Copy out all the records exactly.
# # #
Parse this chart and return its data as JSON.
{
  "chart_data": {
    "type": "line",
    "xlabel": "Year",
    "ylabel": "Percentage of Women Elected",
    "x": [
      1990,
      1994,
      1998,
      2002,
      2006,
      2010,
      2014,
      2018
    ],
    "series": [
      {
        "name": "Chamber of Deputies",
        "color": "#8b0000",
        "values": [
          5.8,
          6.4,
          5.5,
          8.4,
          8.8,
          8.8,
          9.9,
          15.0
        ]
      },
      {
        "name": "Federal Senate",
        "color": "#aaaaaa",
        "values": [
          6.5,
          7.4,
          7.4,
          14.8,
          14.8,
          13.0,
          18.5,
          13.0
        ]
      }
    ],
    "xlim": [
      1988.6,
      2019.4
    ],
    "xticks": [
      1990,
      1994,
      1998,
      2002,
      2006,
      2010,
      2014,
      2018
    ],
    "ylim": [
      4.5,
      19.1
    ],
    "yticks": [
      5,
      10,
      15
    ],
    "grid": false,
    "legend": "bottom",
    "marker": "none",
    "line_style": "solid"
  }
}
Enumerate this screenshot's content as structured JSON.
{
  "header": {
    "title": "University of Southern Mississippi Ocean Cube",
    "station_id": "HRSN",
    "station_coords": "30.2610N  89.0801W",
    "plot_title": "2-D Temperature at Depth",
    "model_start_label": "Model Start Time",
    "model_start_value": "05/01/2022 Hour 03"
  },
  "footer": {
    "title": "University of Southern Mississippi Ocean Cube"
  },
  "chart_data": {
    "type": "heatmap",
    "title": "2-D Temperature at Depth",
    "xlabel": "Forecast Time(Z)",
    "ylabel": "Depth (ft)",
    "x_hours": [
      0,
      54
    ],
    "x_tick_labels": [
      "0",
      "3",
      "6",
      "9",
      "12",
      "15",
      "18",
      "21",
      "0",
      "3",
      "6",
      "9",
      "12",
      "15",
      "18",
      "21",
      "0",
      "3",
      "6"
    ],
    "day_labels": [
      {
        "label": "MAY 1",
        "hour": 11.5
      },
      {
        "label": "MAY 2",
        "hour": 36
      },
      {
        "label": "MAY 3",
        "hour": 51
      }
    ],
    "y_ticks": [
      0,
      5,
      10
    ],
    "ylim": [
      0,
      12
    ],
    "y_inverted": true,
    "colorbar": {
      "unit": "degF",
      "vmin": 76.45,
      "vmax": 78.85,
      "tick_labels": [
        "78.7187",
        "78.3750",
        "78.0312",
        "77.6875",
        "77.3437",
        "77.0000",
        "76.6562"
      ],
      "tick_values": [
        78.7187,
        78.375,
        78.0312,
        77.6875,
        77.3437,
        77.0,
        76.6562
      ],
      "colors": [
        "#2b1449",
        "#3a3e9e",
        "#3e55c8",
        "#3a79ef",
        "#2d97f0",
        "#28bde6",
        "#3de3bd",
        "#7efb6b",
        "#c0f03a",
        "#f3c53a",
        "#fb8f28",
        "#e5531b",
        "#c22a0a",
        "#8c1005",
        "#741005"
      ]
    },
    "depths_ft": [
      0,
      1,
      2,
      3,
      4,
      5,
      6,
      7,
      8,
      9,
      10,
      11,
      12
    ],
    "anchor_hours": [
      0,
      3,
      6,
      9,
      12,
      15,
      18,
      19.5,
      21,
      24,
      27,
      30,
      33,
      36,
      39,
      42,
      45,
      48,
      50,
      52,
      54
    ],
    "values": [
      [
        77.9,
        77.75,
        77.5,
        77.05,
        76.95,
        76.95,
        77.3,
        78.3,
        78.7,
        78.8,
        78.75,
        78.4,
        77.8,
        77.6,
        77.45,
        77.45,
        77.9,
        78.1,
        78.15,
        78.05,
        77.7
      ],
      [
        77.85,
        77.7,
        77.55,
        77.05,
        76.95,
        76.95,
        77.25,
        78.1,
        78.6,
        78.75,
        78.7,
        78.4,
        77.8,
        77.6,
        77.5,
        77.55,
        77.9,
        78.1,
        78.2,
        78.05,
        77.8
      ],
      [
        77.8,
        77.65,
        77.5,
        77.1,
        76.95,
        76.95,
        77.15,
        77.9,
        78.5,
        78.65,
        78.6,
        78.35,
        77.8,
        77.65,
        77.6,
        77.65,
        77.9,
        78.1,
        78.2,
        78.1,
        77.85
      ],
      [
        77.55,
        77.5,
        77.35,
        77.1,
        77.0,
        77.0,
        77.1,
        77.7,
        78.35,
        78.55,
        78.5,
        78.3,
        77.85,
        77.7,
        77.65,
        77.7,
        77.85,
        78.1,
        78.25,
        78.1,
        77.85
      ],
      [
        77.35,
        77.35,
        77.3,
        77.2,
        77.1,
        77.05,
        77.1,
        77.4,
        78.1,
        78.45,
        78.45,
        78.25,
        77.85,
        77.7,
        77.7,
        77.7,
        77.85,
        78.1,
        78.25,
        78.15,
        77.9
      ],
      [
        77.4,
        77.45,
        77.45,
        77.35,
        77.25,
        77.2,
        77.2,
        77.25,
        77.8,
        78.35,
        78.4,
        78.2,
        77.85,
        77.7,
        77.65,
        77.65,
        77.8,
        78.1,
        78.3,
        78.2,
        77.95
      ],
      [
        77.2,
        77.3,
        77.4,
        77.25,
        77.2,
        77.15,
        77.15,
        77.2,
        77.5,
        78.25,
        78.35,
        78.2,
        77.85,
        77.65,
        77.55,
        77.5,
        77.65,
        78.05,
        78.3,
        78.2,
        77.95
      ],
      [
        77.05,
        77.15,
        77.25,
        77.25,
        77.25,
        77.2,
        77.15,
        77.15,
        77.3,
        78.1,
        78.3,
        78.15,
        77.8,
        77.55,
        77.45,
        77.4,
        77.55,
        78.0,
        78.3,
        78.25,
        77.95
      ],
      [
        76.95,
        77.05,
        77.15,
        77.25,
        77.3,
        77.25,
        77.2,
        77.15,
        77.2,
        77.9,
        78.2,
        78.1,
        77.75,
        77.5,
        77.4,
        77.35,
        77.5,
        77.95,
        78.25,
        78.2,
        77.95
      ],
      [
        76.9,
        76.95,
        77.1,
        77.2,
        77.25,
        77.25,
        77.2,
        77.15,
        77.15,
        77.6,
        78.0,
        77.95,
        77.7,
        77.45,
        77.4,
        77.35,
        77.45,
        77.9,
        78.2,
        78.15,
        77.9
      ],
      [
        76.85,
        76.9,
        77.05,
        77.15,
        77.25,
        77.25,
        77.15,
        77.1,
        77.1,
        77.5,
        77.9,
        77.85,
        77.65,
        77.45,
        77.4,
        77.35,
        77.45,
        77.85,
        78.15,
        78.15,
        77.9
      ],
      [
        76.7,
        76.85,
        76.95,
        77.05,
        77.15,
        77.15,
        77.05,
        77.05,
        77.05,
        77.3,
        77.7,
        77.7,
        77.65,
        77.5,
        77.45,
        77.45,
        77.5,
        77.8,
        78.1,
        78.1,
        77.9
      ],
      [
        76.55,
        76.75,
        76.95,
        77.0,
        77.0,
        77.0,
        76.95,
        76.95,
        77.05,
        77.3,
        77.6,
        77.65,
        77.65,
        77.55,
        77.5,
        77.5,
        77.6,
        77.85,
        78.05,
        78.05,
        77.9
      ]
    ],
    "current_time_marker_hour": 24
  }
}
# # #
→ **The answer**:
Parse this chart and return its data as JSON.
{
  "chart_data": {
    "type": "line",
    "xlabel": "Year",
    "ylabel": "Percentage of Women Elected",
    "x": [
      1990,
      1994,
      1998,
      2002,
      2006,
      2010,
      2014,
      2018
    ],
    "series": [
      {
        "name": "Chamber of Deputies",
        "color": "#8b0000",
        "values": [
          5.8,
          6.4,
          5.5,
          8.4,
          8.8,
          8.8,
          9.9,
          15.0
        ]
      },
      {
        "name": "Federal Senate",
        "color": "#aaaaaa",
        "values": [
          6.5,
          7.4,
          7.4,
          14.8,
          14.8,
          13.0,
          18.5,
          13.0
        ]
      }
    ],
    "xlim": [
      1988.6,
      2019.4
    ],
    "xticks": [
      1990,
      1994,
      1998,
      2002,
      2006,
      2010,
      2014,
      2018
    ],
    "ylim": [
      4.5,
      19.1
    ],
    "yticks": [
      5,
      10,
      15
    ],
    "grid": false,
    "legend": "bottom",
    "marker": "none",
    "line_style": "solid"
  }
}
Enumerate this screenshot's content as structured JSON.
{
  "header": {
    "title": "University of Southern Mississippi Ocean Cube",
    "station_id": "HRSN",
    "station_coords": "30.2610N  89.0801W",
    "plot_title": "2-D Temperature at Depth",
    "model_start_label": "Model Start Time",
    "model_start_value": "05/01/2022 Hour 03"
  },
  "footer": {
    "title": "University of Southern Mississippi Ocean Cube"
  },
  "chart_data": {
    "type": "heatmap",
    "title": "2-D Temperature at Depth",
    "xlabel": "Forecast Time(Z)",
    "ylabel": "Depth (ft)",
    "x_hours": [
      0,
      54
    ],
    "x_tick_labels": [
      "0",
      "3",
      "6",
      "9",
      "12",
      "15",
      "18",
      "21",
      "0",
      "3",
      "6",
      "9",
      "12",
      "15",
      "18",
      "21",
      "0",
      "3",
      "6"
    ],
    "day_labels": [
      {
        "label": "MAY 1",
        "hour": 11.5
      },
      {
        "label": "MAY 2",
        "hour": 36
      },
      {
        "label": "MAY 3",
        "hour": 51
      }
    ],
    "y_ticks": [
      0,
      5,
      10
    ],
    "ylim": [
      0,
      12
    ],
    "y_inverted": true,
    "colorbar": {
      "unit": "degF",
      "vmin": 76.45,
      "vmax": 78.85,
      "tick_labels": [
        "78.7187",
        "78.3750",
        "78.0312",
        "77.6875",
        "77.3437",
        "77.0000",
        "76.6562"
      ],
      "tick_values": [
        78.7187,
        78.375,
        78.0312,
        77.6875,
        77.3437,
        77.0,
        76.6562
      ],
      "colors": [
        "#2b1449",
        "#3a3e9e",
        "#3e55c8",
        "#3a79ef",
        "#2d97f0",
        "#28bde6",
        "#3de3bd",
        "#7efb6b",
        "#c0f03a",
        "#f3c53a",
        "#fb8f28",
        "#e5531b",
        "#c22a0a",
        "#8c1005",
        "#741005"
      ]
    },
    "depths_ft": [
      0,
      1,
      2,
      3,
      4,
      5,
      6,
      7,
      8,
      9,
      10,
      11,
      12
    ],
    "anchor_hours": [
      0,
      3,
      6,
      9,
      12,
      15,
      18,
      19.5,
      21,
      24,
      27,
      30,
      33,
      36,
      39,
      42,
      45,
      48,
      50,
      52,
      54
    ],
    "values": [
      [
        77.9,
        77.75,
        77.5,
        77.05,
        76.95,
        76.95,
        77.3,
        78.3,
        78.7,
        78.8,
        78.75,
        78.4,
        77.8,
        77.6,
        77.45,
        77.45,
        77.9,
        78.1,
        78.15,
        78.05,
        77.7
      ],
      [
        77.85,
        77.7,
        77.55,
        77.05,
        76.95,
        76.95,
        77.25,
        78.1,
        78.6,
        78.75,
        78.7,
        78.4,
        77.8,
        77.6,
        77.5,
        77.55,
        77.9,
        78.1,
        78.2,
        78.05,
        77.8
      ],
      [
        77.8,
        77.65,
        77.5,
        77.1,
        76.95,
        76.95,
        77.15,
        77.9,
        78.5,
        78.65,
        78.6,
        78.35,
        77.8,
        77.65,
        77.6,
        77.65,
        77.9,
        78.1,
        78.2,
        78.1,
        77.85
      ],
      [
        77.55,
        77.5,
        77.35,
        77.1,
        77.0,
        77.0,
        77.1,
        77.7,
        78.35,
        78.55,
        78.5,
        78.3,
        77.85,
        77.7,
        77.65,
        77.7,
        77.85,
        78.1,
        78.25,
        78.1,
        77.85
      ],
      [
        77.35,
        77.35,
        77.3,
        77.2,
        77.1,
        77.05,
        77.1,
        77.4,
        78.1,
        78.45,
        78.45,
        78.25,
        77.85,
        77.7,
        77.7,
        77.7,
        77.85,
        78.1,
        78.25,
        78.15,
        77.9
      ],
      [
        77.4,
        77.45,
        77.45,
        77.35,
        77.25,
        77.2,
        77.2,
        77.25,
        77.8,
        78.35,
        78.4,
        78.2,
        77.85,
        77.7,
        77.65,
        77.65,
        77.8,
        78.1,
        78.3,
        78.2,
        77.95
      ],
      [
        77.2,
        77.3,
        77.4,
        77.25,
        77.2,
        77.15,
        77.15,
        77.2,
        77.5,
        78.25,
        78.35,
        78.2,
        77.85,
        77.65,
        77.55,
        77.5,
        77.65,
        78.05,
        78.3,
        78.2,
        77.95
      ],
      [
        77.05,
        77.15,
        77.25,
        77.25,
        77.25,
        77.2,
        77.15,
        77.15,
        77.3,
        78.1,
        78.3,
        78.15,
        77.8,
        77.55,
        77.45,
        77.4,
        77.55,
        78.0,
        78.3,
        78.25,
        77.95
      ],
      [
        76.95,
        77.05,
        77.15,
        77.25,
        77.3,
        77.25,
        77.2,
        77.15,
        77.2,
        77.9,
        78.2,
        78.1,
        77.75,
        77.5,
        77.4,
        77.35,
        77.5,
        77.95,
        78.25,
        78.2,
        77.95
      ],
      [
        76.9,
        76.95,
        77.1,
        77.2,
        77.25,
        77.25,
        77.2,
        77.15,
        77.15,
        77.6,
        78.0,
        77.95,
        77.7,
        77.45,
        77.4,
        77.35,
        77.45,
        77.9,
        78.2,
        78.15,
        77.9
      ],
      [
        76.85,
        76.9,
        77.05,
        77.15,
        77.25,
        77.25,
        77.15,
        77.1,
        77.1,
        77.5,
        77.9,
        77.85,
        77.65,
        77.45,
        77.4,
        77.35,
        77.45,
        77.85,
        78.15,
        78.15,
        77.9
      ],
      [
        76.7,
        76.85,
        76.95,
        77.05,
        77.15,
        77.15,
        77.05,
        77.05,
        77.05,
        77.3,
        77.7,
        77.7,
        77.65,
        77.5,
        77.45,
        77.45,
        77.5,
        77.8,
        78.1,
        78.1,
        77.9
      ],
      [
        76.55,
        76.75,
        76.95,
        77.0,
        77.0,
        77.0,
        76.95,
        76.95,
        77.05,
        77.3,
        77.6,
        77.65,
        77.65,
        77.55,
        77.5,
        77.5,
        77.6,
        77.85,
        78.05,
        78.05,
        77.9
      ]
    ],
    "current_time_marker_hour": 24
  }
}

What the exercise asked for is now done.